----- RECORDS PROVIDED

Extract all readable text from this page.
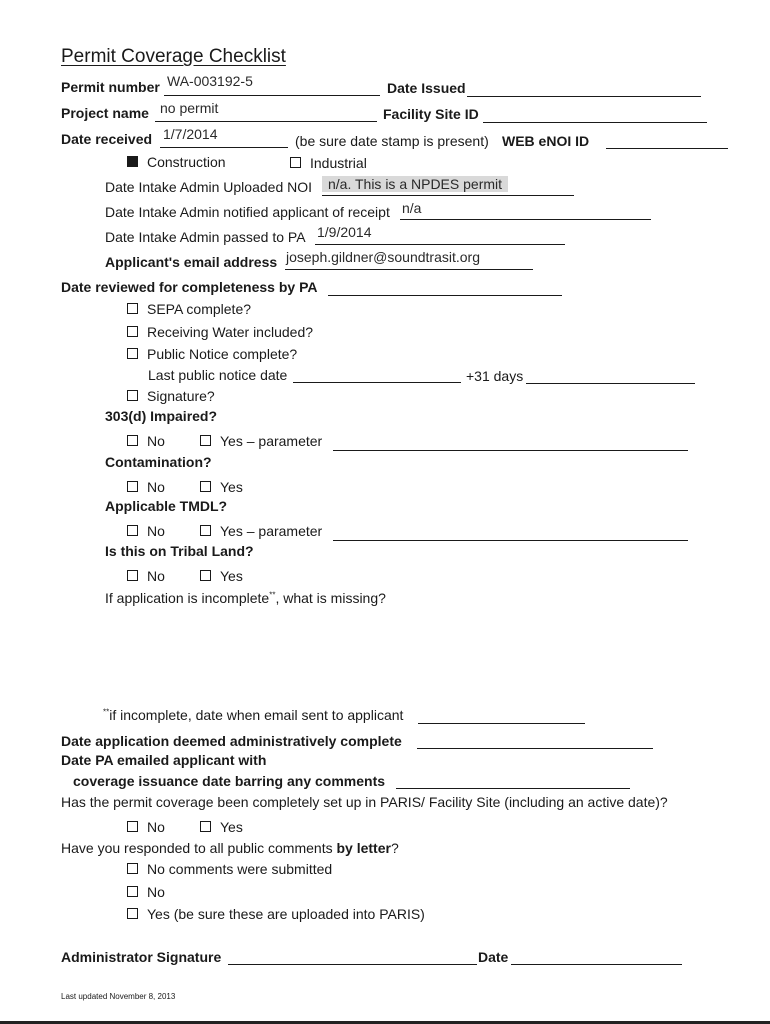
Permit Coverage Checklist
Permit number WA-003192-5	Date Issued
Project name no permit	Facility Site ID
Date received 1/7/2014	(be sure date stamp is present) WEB eNOI ID
Construction	Industrial
Date Intake Admin Uploaded NOI	n/a. This is a NPDES permit
Date Intake Admin notified applicant of receipt n/a
Date Intake Admin passed to PA 1/9/2014
Applicant's email address joseph.gildner@soundtrasit.org
Date reviewed for completeness by PA
SEPA complete?
Receiving Water included?
Public Notice complete?
Last public notice date	+31 days
Signature?
303(d) Impaired?
No	Yes – parameter
Contamination?
No	Yes
Applicable TMDL?
No	Yes – parameter
Is this on Tribal Land?
No	Yes
If application is incomplete**, what is missing?
**if incomplete, date when email sent to applicant
Date application deemed administratively complete
Date PA emailed applicant with
coverage issuance date barring any comments
Has the permit coverage been completely set up in PARIS/ Facility Site (including an active date)?
No	Yes
Have you responded to all public comments by letter?
No comments were submitted
No
Yes (be sure these are uploaded into PARIS)
Administrator Signature	Date
Last updated November 8, 2013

----------

* **EXERCISE DESCRIPTION**
Scan the data above; copy every line where "Signature" appears.

* **SOLUTION TO THIS EXERCISE**
Signature?
Administrator Signature	Date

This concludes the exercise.